Exercise instructions - Write out every entry exactly as it appears.

═════ Supplied data

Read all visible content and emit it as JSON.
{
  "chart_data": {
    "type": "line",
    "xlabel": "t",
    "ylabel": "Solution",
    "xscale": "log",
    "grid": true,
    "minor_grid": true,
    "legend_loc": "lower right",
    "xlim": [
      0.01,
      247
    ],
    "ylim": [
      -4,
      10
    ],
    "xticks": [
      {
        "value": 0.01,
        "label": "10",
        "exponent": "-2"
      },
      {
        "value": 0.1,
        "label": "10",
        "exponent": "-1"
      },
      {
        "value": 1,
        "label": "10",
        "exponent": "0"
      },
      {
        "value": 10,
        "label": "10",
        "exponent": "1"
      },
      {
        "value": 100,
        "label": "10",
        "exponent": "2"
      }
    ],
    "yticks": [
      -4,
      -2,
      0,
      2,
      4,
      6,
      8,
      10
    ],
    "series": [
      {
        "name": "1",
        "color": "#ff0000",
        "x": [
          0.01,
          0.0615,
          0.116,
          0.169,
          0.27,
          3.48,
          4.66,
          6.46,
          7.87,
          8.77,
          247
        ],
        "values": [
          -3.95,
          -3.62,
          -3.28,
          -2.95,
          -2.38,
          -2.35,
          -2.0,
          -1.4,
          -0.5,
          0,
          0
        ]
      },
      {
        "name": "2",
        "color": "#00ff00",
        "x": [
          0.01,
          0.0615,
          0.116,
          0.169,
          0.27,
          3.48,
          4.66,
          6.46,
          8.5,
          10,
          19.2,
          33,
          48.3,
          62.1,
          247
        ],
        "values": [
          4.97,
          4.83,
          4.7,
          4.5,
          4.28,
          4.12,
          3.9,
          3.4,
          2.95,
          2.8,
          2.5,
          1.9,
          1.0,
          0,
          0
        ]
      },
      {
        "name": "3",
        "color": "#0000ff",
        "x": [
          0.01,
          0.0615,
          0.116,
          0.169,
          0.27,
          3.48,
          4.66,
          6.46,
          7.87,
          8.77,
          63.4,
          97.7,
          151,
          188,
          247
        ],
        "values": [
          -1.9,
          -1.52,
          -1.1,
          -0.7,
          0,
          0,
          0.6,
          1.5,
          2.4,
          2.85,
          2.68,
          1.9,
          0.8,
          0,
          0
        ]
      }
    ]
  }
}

══════════

Solution -
Read all visible content and emit it as JSON.
{
  "chart_data": {
    "type": "line",
    "xlabel": "t",
    "ylabel": "Solution",
    "xscale": "log",
    "grid": true,
    "minor_grid": true,
    "legend_loc": "lower right",
    "xlim": [
      0.01,
      247
    ],
    "ylim": [
      -4,
      10
    ],
    "xticks": [
      {
        "value": 0.01,
        "label": "10",
        "exponent": "-2"
      },
      {
        "value": 0.1,
        "label": "10",
        "exponent": "-1"
      },
      {
        "value": 1,
        "label": "10",
        "exponent": "0"
      },
      {
        "value": 10,
        "label": "10",
        "exponent": "1"
      },
      {
        "value": 100,
        "label": "10",
        "exponent": "2"
      }
    ],
    "yticks": [
      -4,
      -2,
      0,
      2,
      4,
      6,
      8,
      10
    ],
    "series": [
      {
        "name": "1",
        "color": "#ff0000",
        "x": [
          0.01,
          0.0615,
          0.116,
          0.169,
          0.27,
          3.48,
          4.66,
          6.46,
          7.87,
          8.77,
          247
        ],
        "values": [
          -3.95,
          -3.62,
          -3.28,
          -2.95,
          -2.38,
          -2.35,
          -2.0,
          -1.4,
          -0.5,
          0,
          0
        ]
      },
      {
        "name": "2",
        "color": "#00ff00",
        "x": [
          0.01,
          0.0615,
          0.116,
          0.169,
          0.27,
          3.48,
          4.66,
          6.46,
          8.5,
          10,
          19.2,
          33,
          48.3,
          62.1,
          247
        ],
        "values": [
          4.97,
          4.83,
          4.7,
          4.5,
          4.28,
          4.12,
          3.9,
          3.4,
          2.95,
          2.8,
          2.5,
          1.9,
          1.0,
          0,
          0
        ]
      },
      {
        "name": "3",
        "color": "#0000ff",
        "x": [
          0.01,
          0.0615,
          0.116,
          0.169,
          0.27,
          3.48,
          4.66,
          6.46,
          7.87,
          8.77,
          63.4,
          97.7,
          151,
          188,
          247
        ],
        "values": [
          -1.9,
          -1.52,
          -1.1,
          -0.7,
          0,
          0,
          0.6,
          1.5,
          2.4,
          2.85,
          2.68,
          1.9,
          0.8,
          0,
          0
        ]
      }
    ]
  }
}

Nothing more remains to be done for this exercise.